* [TASK]:
Nothing but the lines from the line with "Enumerate this screenshot's" to the line with "What's the underlying", both included, is to be repeated, and those exactly. Leave out the pictures.

Extracted records:
#####

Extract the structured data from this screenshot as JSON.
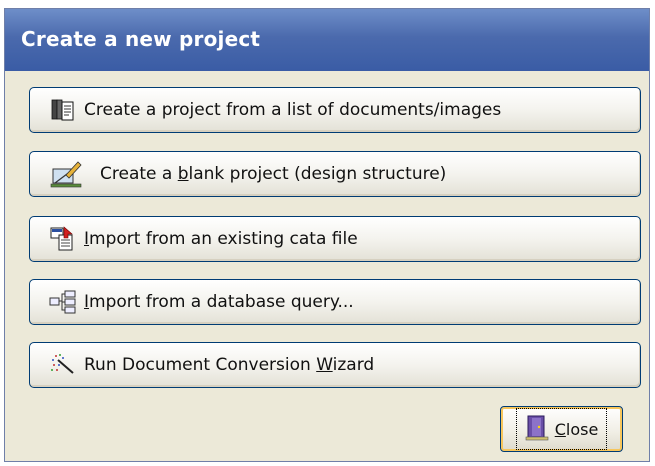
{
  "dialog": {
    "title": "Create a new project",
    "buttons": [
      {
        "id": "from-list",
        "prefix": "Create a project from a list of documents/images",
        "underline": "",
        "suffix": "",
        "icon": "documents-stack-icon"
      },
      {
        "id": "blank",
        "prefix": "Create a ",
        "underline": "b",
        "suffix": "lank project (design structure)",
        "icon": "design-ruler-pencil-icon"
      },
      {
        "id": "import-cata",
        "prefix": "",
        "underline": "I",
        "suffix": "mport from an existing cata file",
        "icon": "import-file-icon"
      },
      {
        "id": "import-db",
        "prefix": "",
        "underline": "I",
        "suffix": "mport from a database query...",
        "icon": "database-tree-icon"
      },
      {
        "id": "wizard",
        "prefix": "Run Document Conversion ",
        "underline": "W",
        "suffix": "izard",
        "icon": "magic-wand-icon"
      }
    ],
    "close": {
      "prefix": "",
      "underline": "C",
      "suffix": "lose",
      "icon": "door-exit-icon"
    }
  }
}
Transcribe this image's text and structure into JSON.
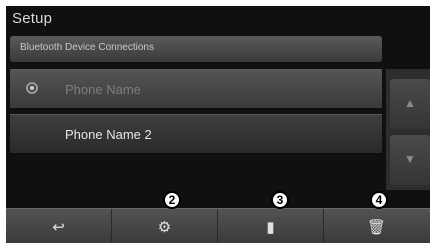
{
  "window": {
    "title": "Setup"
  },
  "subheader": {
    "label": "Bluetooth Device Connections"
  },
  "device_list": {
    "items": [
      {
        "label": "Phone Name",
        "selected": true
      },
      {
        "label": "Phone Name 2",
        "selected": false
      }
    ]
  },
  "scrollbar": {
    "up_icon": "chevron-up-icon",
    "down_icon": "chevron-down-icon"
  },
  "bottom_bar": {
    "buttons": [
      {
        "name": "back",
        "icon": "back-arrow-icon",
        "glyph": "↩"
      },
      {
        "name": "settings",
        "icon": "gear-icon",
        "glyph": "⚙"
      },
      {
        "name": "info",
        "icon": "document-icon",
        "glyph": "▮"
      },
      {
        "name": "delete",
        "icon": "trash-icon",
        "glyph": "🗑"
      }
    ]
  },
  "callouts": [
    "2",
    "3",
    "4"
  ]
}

#####

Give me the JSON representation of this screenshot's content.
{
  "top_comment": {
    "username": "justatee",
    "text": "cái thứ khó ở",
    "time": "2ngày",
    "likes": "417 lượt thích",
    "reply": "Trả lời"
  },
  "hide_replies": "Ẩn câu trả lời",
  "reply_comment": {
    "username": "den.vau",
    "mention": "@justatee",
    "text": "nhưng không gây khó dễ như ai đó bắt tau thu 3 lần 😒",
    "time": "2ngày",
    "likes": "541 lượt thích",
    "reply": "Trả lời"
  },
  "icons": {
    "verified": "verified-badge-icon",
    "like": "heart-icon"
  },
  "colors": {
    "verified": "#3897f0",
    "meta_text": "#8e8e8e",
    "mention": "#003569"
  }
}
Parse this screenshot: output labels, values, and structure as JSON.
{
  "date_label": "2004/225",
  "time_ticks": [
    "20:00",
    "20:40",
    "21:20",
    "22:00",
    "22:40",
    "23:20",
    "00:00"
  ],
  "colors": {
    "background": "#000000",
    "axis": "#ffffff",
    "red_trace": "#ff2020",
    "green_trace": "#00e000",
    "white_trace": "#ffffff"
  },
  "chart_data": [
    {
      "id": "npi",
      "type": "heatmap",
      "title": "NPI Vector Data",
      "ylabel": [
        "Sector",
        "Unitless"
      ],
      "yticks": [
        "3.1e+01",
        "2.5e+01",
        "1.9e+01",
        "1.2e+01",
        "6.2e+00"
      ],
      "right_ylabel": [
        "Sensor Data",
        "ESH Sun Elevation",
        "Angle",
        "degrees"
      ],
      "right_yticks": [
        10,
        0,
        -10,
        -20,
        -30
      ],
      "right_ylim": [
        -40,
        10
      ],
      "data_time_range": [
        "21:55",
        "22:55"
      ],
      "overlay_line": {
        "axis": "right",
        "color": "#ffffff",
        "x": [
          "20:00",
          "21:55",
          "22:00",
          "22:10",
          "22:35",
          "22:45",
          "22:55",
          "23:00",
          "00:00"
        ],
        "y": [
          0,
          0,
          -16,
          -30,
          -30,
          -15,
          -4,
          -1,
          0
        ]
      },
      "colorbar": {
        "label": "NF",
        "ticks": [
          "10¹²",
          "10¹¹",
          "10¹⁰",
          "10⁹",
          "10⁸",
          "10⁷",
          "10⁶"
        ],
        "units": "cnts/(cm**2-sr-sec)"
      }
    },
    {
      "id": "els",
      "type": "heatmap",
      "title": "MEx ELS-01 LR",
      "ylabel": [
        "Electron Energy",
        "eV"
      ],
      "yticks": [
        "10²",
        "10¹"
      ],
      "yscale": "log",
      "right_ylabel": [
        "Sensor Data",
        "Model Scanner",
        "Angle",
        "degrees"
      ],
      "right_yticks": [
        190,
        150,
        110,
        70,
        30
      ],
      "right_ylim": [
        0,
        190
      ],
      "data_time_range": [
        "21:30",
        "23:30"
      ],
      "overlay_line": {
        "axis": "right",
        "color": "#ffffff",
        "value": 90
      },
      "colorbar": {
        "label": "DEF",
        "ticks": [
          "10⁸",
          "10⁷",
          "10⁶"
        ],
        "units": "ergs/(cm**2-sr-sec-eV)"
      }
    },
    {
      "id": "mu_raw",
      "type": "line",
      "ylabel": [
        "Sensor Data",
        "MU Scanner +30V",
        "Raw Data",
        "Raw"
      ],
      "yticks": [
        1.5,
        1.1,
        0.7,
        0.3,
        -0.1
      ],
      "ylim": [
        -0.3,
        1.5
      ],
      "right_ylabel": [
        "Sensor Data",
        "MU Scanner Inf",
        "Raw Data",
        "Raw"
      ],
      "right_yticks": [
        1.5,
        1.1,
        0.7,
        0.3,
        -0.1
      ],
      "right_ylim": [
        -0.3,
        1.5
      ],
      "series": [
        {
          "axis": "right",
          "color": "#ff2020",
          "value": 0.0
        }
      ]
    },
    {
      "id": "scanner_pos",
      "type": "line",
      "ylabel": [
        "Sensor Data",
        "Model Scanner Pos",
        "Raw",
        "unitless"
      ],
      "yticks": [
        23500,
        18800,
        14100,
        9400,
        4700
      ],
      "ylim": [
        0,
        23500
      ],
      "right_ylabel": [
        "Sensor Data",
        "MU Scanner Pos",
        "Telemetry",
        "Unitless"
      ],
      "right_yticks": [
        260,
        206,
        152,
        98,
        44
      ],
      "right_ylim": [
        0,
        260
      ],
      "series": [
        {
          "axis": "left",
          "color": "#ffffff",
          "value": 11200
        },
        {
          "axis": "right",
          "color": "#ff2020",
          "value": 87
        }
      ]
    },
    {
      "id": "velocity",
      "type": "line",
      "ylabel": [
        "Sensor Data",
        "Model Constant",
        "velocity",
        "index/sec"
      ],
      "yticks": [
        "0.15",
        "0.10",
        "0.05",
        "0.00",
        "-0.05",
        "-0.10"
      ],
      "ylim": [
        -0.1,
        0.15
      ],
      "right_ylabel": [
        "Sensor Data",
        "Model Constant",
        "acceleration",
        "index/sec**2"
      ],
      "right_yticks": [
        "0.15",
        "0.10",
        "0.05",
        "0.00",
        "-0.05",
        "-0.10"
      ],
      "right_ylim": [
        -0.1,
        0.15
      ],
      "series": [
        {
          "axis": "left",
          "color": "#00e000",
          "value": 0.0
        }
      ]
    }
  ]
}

#####

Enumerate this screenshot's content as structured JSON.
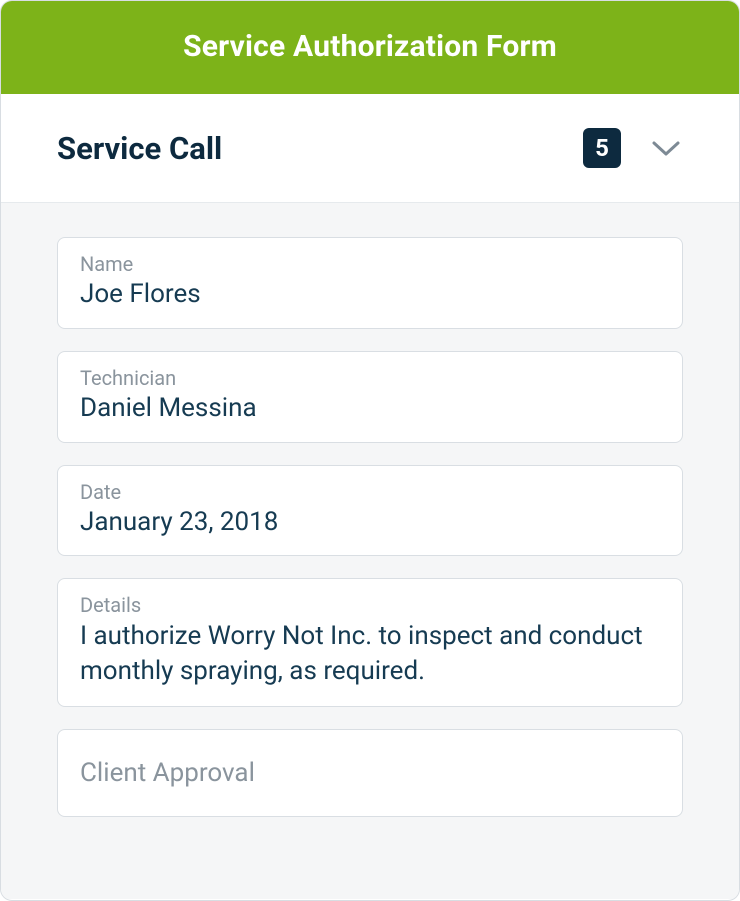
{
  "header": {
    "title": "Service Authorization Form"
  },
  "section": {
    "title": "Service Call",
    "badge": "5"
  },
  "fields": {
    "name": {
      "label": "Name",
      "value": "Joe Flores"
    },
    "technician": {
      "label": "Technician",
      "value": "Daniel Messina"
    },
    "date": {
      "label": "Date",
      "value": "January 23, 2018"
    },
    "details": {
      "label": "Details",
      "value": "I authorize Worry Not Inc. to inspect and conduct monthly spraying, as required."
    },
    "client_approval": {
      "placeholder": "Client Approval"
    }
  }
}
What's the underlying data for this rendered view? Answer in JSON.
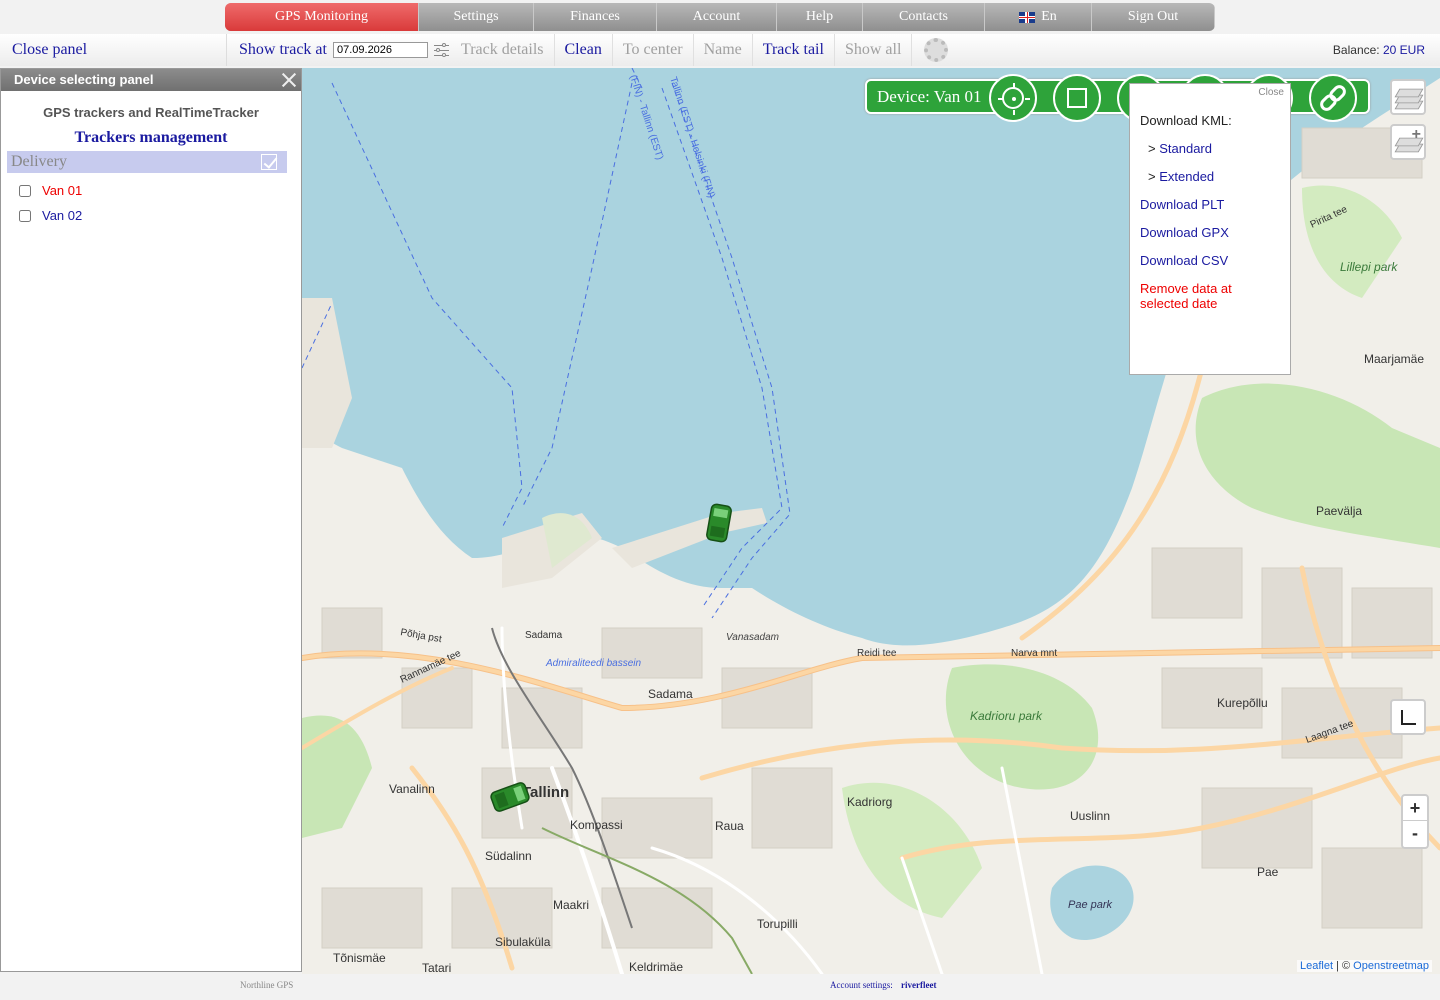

#####

* [ANSWER BELOW]:
Enumerate this screenshot's content as structured JSON.
{
  "header": {
    "title": "Service Authorization Form"
  },
  "section": {
    "title": "Service Call",
    "badge": "5"
  },
  "fields": {
    "name": {
      "label": "Name",
      "value": "Joe Flores"
    },
    "technician": {
      "label": "Technician",
      "value": "Daniel Messina"
    },
    "date": {
      "label": "Date",
      "value": "January 23, 2018"
    },
    "details": {
      "label": "Details",
      "value": "I authorize Worry Not Inc. to inspect and conduct monthly spraying, as required."
    },
    "client_approval": {
      "placeholder": "Client Approval"
    }
  }
}
What's the underlying data for this rendered view? Answer in JSON.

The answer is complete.